(Data entries)
╭──

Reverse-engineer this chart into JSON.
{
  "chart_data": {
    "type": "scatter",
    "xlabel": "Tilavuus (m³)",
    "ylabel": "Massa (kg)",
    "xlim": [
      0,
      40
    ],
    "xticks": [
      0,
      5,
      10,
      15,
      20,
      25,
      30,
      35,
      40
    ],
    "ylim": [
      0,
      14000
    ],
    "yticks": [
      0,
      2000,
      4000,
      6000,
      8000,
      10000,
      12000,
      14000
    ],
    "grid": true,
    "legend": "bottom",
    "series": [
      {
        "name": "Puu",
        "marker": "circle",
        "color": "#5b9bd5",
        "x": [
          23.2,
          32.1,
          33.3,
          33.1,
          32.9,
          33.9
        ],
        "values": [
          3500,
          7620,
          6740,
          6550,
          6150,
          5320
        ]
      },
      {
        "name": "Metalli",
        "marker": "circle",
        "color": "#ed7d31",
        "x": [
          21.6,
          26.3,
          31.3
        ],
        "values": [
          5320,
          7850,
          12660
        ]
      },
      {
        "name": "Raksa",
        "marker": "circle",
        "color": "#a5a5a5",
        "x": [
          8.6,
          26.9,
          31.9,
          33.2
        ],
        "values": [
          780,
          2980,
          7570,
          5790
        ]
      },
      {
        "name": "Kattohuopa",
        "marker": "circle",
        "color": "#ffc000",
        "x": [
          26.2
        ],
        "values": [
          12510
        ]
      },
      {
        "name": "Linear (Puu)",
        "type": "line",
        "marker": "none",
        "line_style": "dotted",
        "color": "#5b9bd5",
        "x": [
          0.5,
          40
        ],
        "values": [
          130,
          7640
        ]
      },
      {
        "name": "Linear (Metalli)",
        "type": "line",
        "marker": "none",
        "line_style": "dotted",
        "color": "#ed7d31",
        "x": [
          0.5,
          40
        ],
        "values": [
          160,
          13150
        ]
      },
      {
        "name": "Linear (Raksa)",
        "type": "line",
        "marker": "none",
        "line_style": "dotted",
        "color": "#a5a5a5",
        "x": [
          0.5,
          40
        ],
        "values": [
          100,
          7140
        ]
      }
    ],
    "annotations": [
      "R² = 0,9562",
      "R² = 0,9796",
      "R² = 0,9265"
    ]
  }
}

╰──

Reproduce every line above without error.

Task response:
Reverse-engineer this chart into JSON.
{
  "chart_data": {
    "type": "scatter",
    "xlabel": "Tilavuus (m³)",
    "ylabel": "Massa (kg)",
    "xlim": [
      0,
      40
    ],
    "xticks": [
      0,
      5,
      10,
      15,
      20,
      25,
      30,
      35,
      40
    ],
    "ylim": [
      0,
      14000
    ],
    "yticks": [
      0,
      2000,
      4000,
      6000,
      8000,
      10000,
      12000,
      14000
    ],
    "grid": true,
    "legend": "bottom",
    "series": [
      {
        "name": "Puu",
        "marker": "circle",
        "color": "#5b9bd5",
        "x": [
          23.2,
          32.1,
          33.3,
          33.1,
          32.9,
          33.9
        ],
        "values": [
          3500,
          7620,
          6740,
          6550,
          6150,
          5320
        ]
      },
      {
        "name": "Metalli",
        "marker": "circle",
        "color": "#ed7d31",
        "x": [
          21.6,
          26.3,
          31.3
        ],
        "values": [
          5320,
          7850,
          12660
        ]
      },
      {
        "name": "Raksa",
        "marker": "circle",
        "color": "#a5a5a5",
        "x": [
          8.6,
          26.9,
          31.9,
          33.2
        ],
        "values": [
          780,
          2980,
          7570,
          5790
        ]
      },
      {
        "name": "Kattohuopa",
        "marker": "circle",
        "color": "#ffc000",
        "x": [
          26.2
        ],
        "values": [
          12510
        ]
      },
      {
        "name": "Linear (Puu)",
        "type": "line",
        "marker": "none",
        "line_style": "dotted",
        "color": "#5b9bd5",
        "x": [
          0.5,
          40
        ],
        "values": [
          130,
          7640
        ]
      },
      {
        "name": "Linear (Metalli)",
        "type": "line",
        "marker": "none",
        "line_style": "dotted",
        "color": "#ed7d31",
        "x": [
          0.5,
          40
        ],
        "values": [
          160,
          13150
        ]
      },
      {
        "name": "Linear (Raksa)",
        "type": "line",
        "marker": "none",
        "line_style": "dotted",
        "color": "#a5a5a5",
        "x": [
          0.5,
          40
        ],
        "values": [
          100,
          7140
        ]
      }
    ],
    "annotations": [
      "R² = 0,9562",
      "R² = 0,9796",
      "R² = 0,9265"
    ]
  }
}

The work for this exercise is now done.